Description of the task: If an entry includes an image, drop the image and copy the rest verbatim.

The data:

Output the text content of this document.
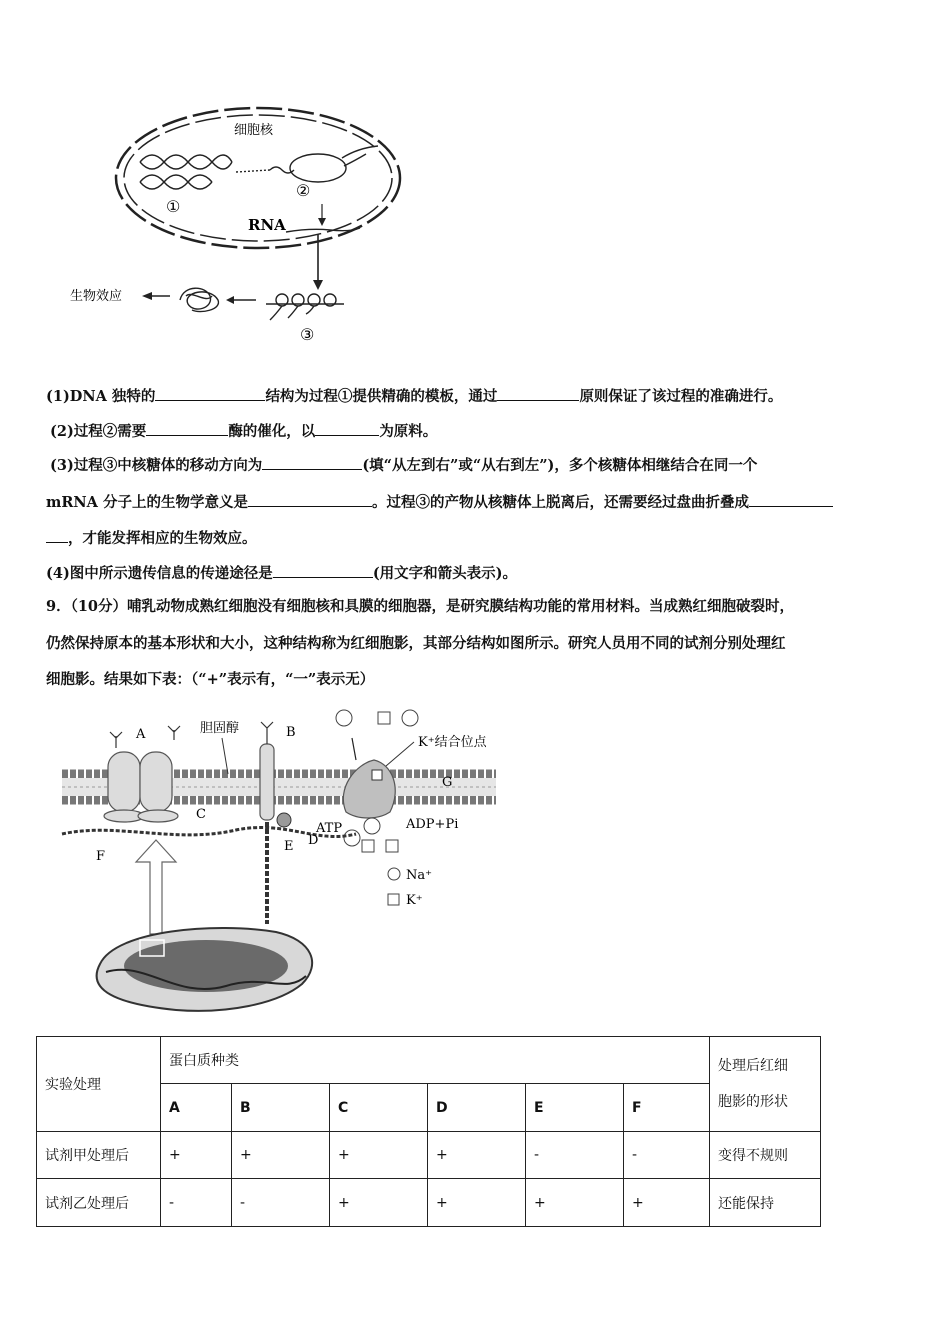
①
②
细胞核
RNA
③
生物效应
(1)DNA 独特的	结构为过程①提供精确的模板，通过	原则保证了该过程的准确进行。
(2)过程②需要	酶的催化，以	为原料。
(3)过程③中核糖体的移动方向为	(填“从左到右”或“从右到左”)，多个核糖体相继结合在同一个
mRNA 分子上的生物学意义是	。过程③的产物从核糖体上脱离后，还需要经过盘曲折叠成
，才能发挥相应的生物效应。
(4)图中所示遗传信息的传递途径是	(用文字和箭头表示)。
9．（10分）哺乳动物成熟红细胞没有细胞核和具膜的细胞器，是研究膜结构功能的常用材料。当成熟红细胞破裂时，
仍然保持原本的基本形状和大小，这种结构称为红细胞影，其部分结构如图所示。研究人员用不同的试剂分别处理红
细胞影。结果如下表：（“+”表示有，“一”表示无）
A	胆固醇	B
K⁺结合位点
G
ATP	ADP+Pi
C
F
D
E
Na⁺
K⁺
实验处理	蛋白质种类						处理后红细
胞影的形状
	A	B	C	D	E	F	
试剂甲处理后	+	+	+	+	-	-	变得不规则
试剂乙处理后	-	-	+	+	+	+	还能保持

Answer space:
Output the text content of this document.
①
②
细胞核
RNA
③
生物效应
(1)DNA 独特的	结构为过程①提供精确的模板，通过	原则保证了该过程的准确进行。
(2)过程②需要	酶的催化，以	为原料。
(3)过程③中核糖体的移动方向为	(填“从左到右”或“从右到左”)，多个核糖体相继结合在同一个
mRNA 分子上的生物学意义是	。过程③的产物从核糖体上脱离后，还需要经过盘曲折叠成
，才能发挥相应的生物效应。
(4)图中所示遗传信息的传递途径是	(用文字和箭头表示)。
9．（10分）哺乳动物成熟红细胞没有细胞核和具膜的细胞器，是研究膜结构功能的常用材料。当成熟红细胞破裂时，
仍然保持原本的基本形状和大小，这种结构称为红细胞影，其部分结构如图所示。研究人员用不同的试剂分别处理红
细胞影。结果如下表：（“+”表示有，“一”表示无）
A	胆固醇	B
K⁺结合位点
G
ATP	ADP+Pi
C
F
D
E
Na⁺
K⁺
实验处理	蛋白质种类						处理后红细
胞影的形状
	A	B	C	D	E	F	
试剂甲处理后	+	+	+	+	-	-	变得不规则
试剂乙处理后	-	-	+	+	+	+	还能保持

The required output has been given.